## [Aim of the task]
Your task is to print the material below exactly as presented.
### Listed records
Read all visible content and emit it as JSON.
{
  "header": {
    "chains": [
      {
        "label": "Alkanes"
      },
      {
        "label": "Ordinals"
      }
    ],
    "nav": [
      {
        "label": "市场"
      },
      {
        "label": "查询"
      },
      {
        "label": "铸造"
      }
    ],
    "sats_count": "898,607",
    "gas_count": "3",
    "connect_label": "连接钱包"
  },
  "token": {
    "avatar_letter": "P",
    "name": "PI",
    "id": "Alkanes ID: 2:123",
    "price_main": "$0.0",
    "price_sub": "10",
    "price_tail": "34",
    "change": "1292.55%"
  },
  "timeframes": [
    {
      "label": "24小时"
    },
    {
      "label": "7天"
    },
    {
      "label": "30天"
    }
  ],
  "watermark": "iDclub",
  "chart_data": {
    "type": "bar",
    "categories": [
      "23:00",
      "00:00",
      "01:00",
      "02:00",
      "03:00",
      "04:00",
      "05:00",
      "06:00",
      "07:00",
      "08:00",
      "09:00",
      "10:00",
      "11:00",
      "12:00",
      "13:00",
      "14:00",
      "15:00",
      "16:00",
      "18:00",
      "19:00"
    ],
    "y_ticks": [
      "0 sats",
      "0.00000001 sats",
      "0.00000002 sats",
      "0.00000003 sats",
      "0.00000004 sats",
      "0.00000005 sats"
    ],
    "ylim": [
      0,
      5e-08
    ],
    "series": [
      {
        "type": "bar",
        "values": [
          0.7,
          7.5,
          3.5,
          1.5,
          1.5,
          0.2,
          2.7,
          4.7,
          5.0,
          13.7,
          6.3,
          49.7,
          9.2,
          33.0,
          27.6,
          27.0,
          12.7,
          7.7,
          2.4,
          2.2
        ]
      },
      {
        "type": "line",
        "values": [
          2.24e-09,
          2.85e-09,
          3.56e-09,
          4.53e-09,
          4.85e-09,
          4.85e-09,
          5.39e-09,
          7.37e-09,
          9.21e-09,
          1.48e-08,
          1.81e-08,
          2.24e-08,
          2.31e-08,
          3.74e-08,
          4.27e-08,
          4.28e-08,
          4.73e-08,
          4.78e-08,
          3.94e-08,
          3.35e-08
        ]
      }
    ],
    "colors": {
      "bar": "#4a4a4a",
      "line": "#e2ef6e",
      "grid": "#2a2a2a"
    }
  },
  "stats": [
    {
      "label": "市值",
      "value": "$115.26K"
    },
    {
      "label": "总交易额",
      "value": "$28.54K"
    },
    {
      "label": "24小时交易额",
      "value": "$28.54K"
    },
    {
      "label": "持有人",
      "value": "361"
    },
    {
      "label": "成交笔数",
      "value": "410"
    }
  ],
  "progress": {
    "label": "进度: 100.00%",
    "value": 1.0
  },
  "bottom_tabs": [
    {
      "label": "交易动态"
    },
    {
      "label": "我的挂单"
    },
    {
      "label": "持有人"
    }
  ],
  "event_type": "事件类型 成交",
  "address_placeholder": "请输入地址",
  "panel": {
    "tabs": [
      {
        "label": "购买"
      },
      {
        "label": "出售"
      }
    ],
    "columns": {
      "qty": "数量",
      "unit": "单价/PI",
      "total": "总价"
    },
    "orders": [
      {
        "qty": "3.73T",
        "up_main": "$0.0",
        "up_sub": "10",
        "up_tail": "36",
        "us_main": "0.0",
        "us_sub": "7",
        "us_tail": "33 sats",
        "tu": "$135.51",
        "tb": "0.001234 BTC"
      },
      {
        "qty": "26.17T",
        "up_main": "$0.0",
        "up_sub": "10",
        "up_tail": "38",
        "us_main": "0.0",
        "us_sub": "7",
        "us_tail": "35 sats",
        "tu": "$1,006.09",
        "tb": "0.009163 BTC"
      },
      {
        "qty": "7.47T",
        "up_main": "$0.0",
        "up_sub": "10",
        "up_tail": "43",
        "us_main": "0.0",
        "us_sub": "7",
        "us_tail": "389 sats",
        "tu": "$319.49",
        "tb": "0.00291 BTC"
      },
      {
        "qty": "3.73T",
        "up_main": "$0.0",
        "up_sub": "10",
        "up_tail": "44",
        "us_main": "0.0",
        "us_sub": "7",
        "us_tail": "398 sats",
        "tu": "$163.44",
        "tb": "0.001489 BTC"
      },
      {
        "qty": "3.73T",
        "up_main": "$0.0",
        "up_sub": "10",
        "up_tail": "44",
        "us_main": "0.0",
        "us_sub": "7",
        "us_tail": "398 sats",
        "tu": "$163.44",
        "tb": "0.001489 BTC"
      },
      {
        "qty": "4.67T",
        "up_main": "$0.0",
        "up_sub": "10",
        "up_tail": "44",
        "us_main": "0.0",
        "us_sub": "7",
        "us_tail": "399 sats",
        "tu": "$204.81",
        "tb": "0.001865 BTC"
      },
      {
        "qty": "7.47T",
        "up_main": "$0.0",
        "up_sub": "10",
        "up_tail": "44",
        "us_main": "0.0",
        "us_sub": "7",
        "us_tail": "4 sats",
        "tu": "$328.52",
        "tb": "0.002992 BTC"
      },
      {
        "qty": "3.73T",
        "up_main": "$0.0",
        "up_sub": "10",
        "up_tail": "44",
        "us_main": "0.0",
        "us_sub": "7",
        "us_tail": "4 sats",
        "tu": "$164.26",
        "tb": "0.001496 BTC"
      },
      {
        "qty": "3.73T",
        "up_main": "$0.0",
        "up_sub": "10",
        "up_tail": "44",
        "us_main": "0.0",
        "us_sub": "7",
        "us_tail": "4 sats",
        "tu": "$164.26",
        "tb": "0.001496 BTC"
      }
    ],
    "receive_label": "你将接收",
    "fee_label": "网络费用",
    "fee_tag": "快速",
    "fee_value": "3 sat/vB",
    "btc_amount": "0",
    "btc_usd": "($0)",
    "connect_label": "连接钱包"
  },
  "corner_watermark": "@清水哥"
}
######
## [Written solution]
Read all visible content and emit it as JSON.
{
  "header": {
    "chains": [
      {
        "label": "Alkanes"
      },
      {
        "label": "Ordinals"
      }
    ],
    "nav": [
      {
        "label": "市场"
      },
      {
        "label": "查询"
      },
      {
        "label": "铸造"
      }
    ],
    "sats_count": "898,607",
    "gas_count": "3",
    "connect_label": "连接钱包"
  },
  "token": {
    "avatar_letter": "P",
    "name": "PI",
    "id": "Alkanes ID: 2:123",
    "price_main": "$0.0",
    "price_sub": "10",
    "price_tail": "34",
    "change": "1292.55%"
  },
  "timeframes": [
    {
      "label": "24小时"
    },
    {
      "label": "7天"
    },
    {
      "label": "30天"
    }
  ],
  "watermark": "iDclub",
  "chart_data": {
    "type": "bar",
    "categories": [
      "23:00",
      "00:00",
      "01:00",
      "02:00",
      "03:00",
      "04:00",
      "05:00",
      "06:00",
      "07:00",
      "08:00",
      "09:00",
      "10:00",
      "11:00",
      "12:00",
      "13:00",
      "14:00",
      "15:00",
      "16:00",
      "18:00",
      "19:00"
    ],
    "y_ticks": [
      "0 sats",
      "0.00000001 sats",
      "0.00000002 sats",
      "0.00000003 sats",
      "0.00000004 sats",
      "0.00000005 sats"
    ],
    "ylim": [
      0,
      5e-08
    ],
    "series": [
      {
        "type": "bar",
        "values": [
          0.7,
          7.5,
          3.5,
          1.5,
          1.5,
          0.2,
          2.7,
          4.7,
          5.0,
          13.7,
          6.3,
          49.7,
          9.2,
          33.0,
          27.6,
          27.0,
          12.7,
          7.7,
          2.4,
          2.2
        ]
      },
      {
        "type": "line",
        "values": [
          2.24e-09,
          2.85e-09,
          3.56e-09,
          4.53e-09,
          4.85e-09,
          4.85e-09,
          5.39e-09,
          7.37e-09,
          9.21e-09,
          1.48e-08,
          1.81e-08,
          2.24e-08,
          2.31e-08,
          3.74e-08,
          4.27e-08,
          4.28e-08,
          4.73e-08,
          4.78e-08,
          3.94e-08,
          3.35e-08
        ]
      }
    ],
    "colors": {
      "bar": "#4a4a4a",
      "line": "#e2ef6e",
      "grid": "#2a2a2a"
    }
  },
  "stats": [
    {
      "label": "市值",
      "value": "$115.26K"
    },
    {
      "label": "总交易额",
      "value": "$28.54K"
    },
    {
      "label": "24小时交易额",
      "value": "$28.54K"
    },
    {
      "label": "持有人",
      "value": "361"
    },
    {
      "label": "成交笔数",
      "value": "410"
    }
  ],
  "progress": {
    "label": "进度: 100.00%",
    "value": 1.0
  },
  "bottom_tabs": [
    {
      "label": "交易动态"
    },
    {
      "label": "我的挂单"
    },
    {
      "label": "持有人"
    }
  ],
  "event_type": "事件类型 成交",
  "address_placeholder": "请输入地址",
  "panel": {
    "tabs": [
      {
        "label": "购买"
      },
      {
        "label": "出售"
      }
    ],
    "columns": {
      "qty": "数量",
      "unit": "单价/PI",
      "total": "总价"
    },
    "orders": [
      {
        "qty": "3.73T",
        "up_main": "$0.0",
        "up_sub": "10",
        "up_tail": "36",
        "us_main": "0.0",
        "us_sub": "7",
        "us_tail": "33 sats",
        "tu": "$135.51",
        "tb": "0.001234 BTC"
      },
      {
        "qty": "26.17T",
        "up_main": "$0.0",
        "up_sub": "10",
        "up_tail": "38",
        "us_main": "0.0",
        "us_sub": "7",
        "us_tail": "35 sats",
        "tu": "$1,006.09",
        "tb": "0.009163 BTC"
      },
      {
        "qty": "7.47T",
        "up_main": "$0.0",
        "up_sub": "10",
        "up_tail": "43",
        "us_main": "0.0",
        "us_sub": "7",
        "us_tail": "389 sats",
        "tu": "$319.49",
        "tb": "0.00291 BTC"
      },
      {
        "qty": "3.73T",
        "up_main": "$0.0",
        "up_sub": "10",
        "up_tail": "44",
        "us_main": "0.0",
        "us_sub": "7",
        "us_tail": "398 sats",
        "tu": "$163.44",
        "tb": "0.001489 BTC"
      },
      {
        "qty": "3.73T",
        "up_main": "$0.0",
        "up_sub": "10",
        "up_tail": "44",
        "us_main": "0.0",
        "us_sub": "7",
        "us_tail": "398 sats",
        "tu": "$163.44",
        "tb": "0.001489 BTC"
      },
      {
        "qty": "4.67T",
        "up_main": "$0.0",
        "up_sub": "10",
        "up_tail": "44",
        "us_main": "0.0",
        "us_sub": "7",
        "us_tail": "399 sats",
        "tu": "$204.81",
        "tb": "0.001865 BTC"
      },
      {
        "qty": "7.47T",
        "up_main": "$0.0",
        "up_sub": "10",
        "up_tail": "44",
        "us_main": "0.0",
        "us_sub": "7",
        "us_tail": "4 sats",
        "tu": "$328.52",
        "tb": "0.002992 BTC"
      },
      {
        "qty": "3.73T",
        "up_main": "$0.0",
        "up_sub": "10",
        "up_tail": "44",
        "us_main": "0.0",
        "us_sub": "7",
        "us_tail": "4 sats",
        "tu": "$164.26",
        "tb": "0.001496 BTC"
      },
      {
        "qty": "3.73T",
        "up_main": "$0.0",
        "up_sub": "10",
        "up_tail": "44",
        "us_main": "0.0",
        "us_sub": "7",
        "us_tail": "4 sats",
        "tu": "$164.26",
        "tb": "0.001496 BTC"
      }
    ],
    "receive_label": "你将接收",
    "fee_label": "网络费用",
    "fee_tag": "快速",
    "fee_value": "3 sat/vB",
    "btc_amount": "0",
    "btc_usd": "($0)",
    "connect_label": "连接钱包"
  },
  "corner_watermark": "@清水哥"
}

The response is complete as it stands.